**Directions**
Locate the lines of the listing below that hold "JSON", then copy each of them.
** Start Material supplied **
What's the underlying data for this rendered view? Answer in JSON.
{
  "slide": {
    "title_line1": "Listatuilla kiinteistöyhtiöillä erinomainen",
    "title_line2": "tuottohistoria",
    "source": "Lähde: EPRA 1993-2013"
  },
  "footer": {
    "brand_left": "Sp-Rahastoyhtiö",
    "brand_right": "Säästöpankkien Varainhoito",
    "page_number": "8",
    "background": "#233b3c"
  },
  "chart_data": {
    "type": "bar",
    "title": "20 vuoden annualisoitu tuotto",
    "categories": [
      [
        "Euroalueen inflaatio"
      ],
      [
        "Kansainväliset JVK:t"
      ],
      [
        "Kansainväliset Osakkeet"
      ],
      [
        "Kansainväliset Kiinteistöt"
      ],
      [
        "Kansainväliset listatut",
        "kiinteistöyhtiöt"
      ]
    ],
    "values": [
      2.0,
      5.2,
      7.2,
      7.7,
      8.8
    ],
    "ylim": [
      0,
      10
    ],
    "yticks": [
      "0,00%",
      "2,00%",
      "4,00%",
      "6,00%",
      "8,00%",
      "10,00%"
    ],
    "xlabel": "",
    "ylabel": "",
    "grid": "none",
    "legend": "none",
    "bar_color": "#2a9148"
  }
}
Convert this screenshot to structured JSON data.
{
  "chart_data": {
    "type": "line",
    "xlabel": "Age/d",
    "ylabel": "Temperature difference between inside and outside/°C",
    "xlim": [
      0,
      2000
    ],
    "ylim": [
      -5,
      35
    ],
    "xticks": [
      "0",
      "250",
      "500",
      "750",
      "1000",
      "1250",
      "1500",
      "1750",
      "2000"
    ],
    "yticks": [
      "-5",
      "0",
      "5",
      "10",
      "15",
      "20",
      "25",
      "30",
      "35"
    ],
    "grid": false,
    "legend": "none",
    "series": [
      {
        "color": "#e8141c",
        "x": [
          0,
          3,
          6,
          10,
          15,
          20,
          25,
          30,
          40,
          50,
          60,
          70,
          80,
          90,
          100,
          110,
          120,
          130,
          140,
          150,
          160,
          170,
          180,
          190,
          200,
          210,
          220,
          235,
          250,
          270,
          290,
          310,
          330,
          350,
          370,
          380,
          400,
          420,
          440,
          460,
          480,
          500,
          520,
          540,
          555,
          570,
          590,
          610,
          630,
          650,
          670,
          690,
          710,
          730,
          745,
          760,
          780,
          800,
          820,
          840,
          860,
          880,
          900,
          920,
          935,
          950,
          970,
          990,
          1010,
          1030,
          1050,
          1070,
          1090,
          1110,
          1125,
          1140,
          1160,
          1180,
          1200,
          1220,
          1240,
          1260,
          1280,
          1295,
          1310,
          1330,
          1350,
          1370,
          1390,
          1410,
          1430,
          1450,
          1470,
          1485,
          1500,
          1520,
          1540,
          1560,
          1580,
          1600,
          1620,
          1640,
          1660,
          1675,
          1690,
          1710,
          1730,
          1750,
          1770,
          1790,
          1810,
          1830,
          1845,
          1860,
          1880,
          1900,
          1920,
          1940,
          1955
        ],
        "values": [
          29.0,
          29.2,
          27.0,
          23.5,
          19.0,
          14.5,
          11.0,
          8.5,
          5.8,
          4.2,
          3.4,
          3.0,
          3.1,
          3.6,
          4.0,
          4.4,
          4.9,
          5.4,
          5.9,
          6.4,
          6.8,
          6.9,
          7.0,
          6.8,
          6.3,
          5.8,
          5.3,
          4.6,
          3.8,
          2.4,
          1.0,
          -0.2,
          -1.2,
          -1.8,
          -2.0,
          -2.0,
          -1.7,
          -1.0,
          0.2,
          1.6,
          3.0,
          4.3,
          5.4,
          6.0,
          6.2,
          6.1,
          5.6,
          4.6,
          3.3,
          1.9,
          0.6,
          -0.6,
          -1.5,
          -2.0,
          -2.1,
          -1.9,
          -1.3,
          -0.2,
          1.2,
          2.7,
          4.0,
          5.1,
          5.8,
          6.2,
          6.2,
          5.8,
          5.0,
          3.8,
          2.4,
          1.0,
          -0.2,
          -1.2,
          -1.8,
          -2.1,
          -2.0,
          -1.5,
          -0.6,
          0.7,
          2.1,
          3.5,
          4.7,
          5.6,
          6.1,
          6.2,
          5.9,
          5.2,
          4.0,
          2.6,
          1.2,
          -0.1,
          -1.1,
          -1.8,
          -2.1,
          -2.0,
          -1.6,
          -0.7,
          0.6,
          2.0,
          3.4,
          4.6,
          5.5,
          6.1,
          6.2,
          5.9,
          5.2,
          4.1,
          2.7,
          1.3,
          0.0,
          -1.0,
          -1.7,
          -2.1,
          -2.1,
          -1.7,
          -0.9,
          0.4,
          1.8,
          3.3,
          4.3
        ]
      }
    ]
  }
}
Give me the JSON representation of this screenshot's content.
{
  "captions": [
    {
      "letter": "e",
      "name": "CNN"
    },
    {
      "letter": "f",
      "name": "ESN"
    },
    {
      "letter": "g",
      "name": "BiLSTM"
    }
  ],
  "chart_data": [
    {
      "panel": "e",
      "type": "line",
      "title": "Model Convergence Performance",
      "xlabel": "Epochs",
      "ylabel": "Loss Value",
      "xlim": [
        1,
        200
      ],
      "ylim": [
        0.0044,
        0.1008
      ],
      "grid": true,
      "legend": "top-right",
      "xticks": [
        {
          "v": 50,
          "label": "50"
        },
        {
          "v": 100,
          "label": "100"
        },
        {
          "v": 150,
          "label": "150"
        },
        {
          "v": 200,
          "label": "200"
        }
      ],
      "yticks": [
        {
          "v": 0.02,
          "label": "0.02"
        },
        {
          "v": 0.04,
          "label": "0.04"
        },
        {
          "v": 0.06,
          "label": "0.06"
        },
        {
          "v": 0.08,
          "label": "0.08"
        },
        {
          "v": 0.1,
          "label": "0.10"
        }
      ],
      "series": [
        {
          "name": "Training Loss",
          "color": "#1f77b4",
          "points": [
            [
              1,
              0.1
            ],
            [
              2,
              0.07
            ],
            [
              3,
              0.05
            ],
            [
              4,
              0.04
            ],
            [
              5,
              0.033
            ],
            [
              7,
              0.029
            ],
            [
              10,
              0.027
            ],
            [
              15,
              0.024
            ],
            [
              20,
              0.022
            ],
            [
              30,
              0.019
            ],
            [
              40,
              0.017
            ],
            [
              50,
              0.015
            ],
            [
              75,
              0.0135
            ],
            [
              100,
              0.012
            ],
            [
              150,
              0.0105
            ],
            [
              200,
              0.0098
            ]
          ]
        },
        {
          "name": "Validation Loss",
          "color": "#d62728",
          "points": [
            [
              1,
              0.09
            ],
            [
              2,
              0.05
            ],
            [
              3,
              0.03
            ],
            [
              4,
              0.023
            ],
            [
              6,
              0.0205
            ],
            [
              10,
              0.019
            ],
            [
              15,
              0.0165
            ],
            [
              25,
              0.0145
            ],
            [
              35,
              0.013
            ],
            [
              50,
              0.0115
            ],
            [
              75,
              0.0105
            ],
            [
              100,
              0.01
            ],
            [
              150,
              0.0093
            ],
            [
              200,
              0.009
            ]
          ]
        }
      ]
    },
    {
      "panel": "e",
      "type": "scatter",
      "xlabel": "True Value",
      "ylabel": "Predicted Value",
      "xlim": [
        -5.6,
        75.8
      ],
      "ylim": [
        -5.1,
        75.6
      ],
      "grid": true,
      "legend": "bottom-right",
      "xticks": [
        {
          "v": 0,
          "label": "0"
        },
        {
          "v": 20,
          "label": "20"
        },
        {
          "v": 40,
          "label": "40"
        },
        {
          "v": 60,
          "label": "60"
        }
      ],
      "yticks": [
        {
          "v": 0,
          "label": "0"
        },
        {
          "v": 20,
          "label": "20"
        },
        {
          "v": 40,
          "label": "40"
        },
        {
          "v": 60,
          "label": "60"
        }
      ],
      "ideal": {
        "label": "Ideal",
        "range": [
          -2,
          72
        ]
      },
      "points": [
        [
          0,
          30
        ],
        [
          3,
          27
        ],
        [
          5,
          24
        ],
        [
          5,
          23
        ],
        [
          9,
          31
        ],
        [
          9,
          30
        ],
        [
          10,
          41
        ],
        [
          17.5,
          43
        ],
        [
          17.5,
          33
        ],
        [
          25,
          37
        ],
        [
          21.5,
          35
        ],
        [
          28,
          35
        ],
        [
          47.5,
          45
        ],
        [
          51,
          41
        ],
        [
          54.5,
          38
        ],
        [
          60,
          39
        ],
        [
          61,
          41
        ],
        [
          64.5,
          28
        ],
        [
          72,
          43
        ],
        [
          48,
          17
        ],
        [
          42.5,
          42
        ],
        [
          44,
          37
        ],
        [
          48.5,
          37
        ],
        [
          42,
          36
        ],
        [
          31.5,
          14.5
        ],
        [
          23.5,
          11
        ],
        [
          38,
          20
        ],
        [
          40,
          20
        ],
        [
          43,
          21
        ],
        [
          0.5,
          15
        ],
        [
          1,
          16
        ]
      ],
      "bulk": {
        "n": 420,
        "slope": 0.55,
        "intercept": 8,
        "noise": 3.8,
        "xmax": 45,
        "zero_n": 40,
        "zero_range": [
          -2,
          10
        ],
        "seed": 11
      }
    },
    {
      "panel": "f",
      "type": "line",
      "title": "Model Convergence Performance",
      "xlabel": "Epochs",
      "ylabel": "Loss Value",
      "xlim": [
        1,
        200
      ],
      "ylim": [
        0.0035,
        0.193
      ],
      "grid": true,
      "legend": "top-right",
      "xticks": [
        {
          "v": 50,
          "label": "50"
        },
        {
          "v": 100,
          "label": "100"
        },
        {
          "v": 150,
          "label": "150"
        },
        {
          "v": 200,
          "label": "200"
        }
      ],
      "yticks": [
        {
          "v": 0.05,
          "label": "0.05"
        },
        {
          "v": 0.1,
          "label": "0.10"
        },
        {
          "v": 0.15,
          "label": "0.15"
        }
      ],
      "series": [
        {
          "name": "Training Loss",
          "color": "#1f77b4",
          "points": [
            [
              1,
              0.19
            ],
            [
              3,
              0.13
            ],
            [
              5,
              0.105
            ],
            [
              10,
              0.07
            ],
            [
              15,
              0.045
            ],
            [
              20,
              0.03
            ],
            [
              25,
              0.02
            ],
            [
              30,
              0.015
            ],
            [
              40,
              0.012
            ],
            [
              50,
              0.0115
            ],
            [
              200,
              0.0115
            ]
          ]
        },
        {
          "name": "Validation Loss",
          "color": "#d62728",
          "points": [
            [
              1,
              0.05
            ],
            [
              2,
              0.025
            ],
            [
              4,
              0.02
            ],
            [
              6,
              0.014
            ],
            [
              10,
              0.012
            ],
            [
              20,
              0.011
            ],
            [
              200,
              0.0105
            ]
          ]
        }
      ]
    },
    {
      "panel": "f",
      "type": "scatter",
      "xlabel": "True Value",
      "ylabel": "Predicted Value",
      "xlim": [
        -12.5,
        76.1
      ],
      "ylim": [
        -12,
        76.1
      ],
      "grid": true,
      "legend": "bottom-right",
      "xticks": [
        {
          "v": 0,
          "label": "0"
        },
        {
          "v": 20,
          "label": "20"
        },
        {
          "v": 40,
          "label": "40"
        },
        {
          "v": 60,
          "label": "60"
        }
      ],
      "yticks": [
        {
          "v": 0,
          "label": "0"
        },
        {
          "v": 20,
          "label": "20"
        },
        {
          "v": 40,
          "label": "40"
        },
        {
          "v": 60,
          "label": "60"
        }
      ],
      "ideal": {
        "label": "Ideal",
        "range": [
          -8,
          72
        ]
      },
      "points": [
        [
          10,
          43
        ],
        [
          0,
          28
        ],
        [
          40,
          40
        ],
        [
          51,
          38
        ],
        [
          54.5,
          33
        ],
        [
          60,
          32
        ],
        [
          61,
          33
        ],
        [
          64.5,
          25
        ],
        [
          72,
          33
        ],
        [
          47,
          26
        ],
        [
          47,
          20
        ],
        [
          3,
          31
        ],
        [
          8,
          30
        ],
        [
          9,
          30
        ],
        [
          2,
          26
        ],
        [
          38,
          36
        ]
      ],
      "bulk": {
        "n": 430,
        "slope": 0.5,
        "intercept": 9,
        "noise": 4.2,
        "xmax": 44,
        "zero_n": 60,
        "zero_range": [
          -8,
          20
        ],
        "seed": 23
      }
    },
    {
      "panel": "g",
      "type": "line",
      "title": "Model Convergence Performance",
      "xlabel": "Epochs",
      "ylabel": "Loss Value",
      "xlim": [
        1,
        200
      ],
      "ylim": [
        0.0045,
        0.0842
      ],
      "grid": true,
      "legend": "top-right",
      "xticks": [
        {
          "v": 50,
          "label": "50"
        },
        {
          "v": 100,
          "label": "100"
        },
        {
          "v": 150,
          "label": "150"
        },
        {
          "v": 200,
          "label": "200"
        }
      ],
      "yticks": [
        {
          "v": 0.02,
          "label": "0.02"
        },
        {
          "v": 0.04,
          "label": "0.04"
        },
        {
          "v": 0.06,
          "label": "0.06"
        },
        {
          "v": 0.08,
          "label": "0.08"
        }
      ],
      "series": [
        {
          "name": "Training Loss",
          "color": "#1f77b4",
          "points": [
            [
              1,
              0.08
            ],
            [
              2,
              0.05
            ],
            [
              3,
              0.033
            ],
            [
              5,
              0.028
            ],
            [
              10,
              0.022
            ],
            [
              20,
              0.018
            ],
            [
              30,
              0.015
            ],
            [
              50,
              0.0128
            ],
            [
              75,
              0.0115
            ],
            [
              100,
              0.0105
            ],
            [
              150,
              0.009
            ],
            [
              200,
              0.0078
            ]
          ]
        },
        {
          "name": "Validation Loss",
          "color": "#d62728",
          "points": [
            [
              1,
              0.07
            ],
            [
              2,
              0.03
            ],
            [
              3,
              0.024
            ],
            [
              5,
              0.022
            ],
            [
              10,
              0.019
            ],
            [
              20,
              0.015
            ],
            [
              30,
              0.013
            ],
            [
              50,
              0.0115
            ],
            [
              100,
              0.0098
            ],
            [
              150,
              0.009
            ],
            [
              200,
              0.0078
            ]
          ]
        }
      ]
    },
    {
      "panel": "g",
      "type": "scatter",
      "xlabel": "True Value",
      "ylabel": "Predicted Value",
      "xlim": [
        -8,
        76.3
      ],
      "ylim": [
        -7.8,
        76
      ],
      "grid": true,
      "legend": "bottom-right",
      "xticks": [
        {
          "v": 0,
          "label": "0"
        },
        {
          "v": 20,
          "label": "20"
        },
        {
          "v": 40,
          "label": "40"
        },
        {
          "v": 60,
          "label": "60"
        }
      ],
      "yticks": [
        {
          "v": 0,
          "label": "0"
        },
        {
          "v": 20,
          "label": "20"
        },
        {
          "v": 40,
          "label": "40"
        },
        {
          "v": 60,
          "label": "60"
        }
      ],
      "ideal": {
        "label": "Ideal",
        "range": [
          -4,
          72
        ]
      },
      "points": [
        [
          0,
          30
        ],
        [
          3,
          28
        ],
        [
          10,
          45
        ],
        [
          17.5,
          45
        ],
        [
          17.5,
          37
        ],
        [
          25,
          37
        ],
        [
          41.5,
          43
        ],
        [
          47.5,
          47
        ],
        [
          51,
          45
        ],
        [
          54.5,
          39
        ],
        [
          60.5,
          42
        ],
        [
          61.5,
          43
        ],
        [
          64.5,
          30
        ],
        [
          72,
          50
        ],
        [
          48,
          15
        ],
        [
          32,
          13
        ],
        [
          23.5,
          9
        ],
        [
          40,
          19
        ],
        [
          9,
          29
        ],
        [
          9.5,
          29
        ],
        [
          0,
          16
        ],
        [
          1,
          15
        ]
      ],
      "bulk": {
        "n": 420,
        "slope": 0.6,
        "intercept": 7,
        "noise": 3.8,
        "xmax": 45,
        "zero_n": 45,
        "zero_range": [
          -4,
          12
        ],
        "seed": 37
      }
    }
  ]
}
** End Material supplied **
**Result**
What's the underlying data for this rendered view? Answer in JSON.
Convert this screenshot to structured JSON data.
Give me the JSON representation of this screenshot's content.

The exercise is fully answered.